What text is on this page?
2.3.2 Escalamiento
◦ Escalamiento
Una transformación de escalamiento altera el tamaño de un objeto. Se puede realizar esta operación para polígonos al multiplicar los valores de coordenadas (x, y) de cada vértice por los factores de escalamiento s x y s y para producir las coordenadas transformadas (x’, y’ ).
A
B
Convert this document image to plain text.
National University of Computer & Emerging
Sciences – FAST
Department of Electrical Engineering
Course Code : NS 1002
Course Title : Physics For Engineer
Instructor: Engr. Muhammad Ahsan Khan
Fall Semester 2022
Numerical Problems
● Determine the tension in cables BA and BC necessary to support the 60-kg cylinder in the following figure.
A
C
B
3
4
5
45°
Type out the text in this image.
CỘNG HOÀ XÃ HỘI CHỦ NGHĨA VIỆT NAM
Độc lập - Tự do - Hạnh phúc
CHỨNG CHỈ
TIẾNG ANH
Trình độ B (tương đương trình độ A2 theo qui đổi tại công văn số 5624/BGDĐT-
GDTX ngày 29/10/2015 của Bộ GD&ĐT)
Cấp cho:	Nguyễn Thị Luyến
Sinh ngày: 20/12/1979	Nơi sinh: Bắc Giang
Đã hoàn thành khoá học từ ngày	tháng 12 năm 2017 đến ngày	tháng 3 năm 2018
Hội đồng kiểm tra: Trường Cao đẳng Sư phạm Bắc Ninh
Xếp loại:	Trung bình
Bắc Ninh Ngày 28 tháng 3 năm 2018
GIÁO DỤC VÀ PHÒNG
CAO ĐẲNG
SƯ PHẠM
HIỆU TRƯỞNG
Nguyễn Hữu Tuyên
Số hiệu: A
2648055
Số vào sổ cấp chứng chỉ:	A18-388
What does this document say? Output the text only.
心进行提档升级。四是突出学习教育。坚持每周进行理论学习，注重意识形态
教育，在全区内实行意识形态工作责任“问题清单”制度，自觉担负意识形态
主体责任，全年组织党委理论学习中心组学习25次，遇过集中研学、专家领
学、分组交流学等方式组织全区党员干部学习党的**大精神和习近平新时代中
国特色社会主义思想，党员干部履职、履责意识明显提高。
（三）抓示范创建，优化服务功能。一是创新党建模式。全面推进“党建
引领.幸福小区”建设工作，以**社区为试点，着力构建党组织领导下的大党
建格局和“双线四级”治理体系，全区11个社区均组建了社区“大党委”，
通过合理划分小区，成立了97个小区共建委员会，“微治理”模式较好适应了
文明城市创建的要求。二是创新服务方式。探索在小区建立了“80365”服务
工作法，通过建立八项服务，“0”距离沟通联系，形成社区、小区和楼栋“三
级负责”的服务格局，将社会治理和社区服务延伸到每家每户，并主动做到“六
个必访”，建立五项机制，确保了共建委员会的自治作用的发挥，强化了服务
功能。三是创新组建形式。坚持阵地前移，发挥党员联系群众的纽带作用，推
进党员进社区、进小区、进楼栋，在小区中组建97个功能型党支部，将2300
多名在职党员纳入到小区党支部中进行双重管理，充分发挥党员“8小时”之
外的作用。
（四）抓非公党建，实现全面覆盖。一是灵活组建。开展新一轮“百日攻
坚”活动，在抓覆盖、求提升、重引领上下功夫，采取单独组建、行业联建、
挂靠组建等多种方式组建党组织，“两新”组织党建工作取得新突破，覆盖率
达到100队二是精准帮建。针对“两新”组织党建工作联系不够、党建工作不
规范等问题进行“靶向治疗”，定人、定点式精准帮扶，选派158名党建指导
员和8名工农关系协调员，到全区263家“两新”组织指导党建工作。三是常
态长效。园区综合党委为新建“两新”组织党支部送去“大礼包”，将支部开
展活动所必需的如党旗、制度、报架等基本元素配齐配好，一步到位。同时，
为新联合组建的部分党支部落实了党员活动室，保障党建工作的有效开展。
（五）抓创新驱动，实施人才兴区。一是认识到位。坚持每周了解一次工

▬▬▬

*TASK DIRECTIONS*: Pick out each line containing the string "Nguyễn" and copy it.

*FINISHED ANSWER*:
Cấp cho:	Nguyễn Thị Luyến
Nguyễn Hữu Tuyên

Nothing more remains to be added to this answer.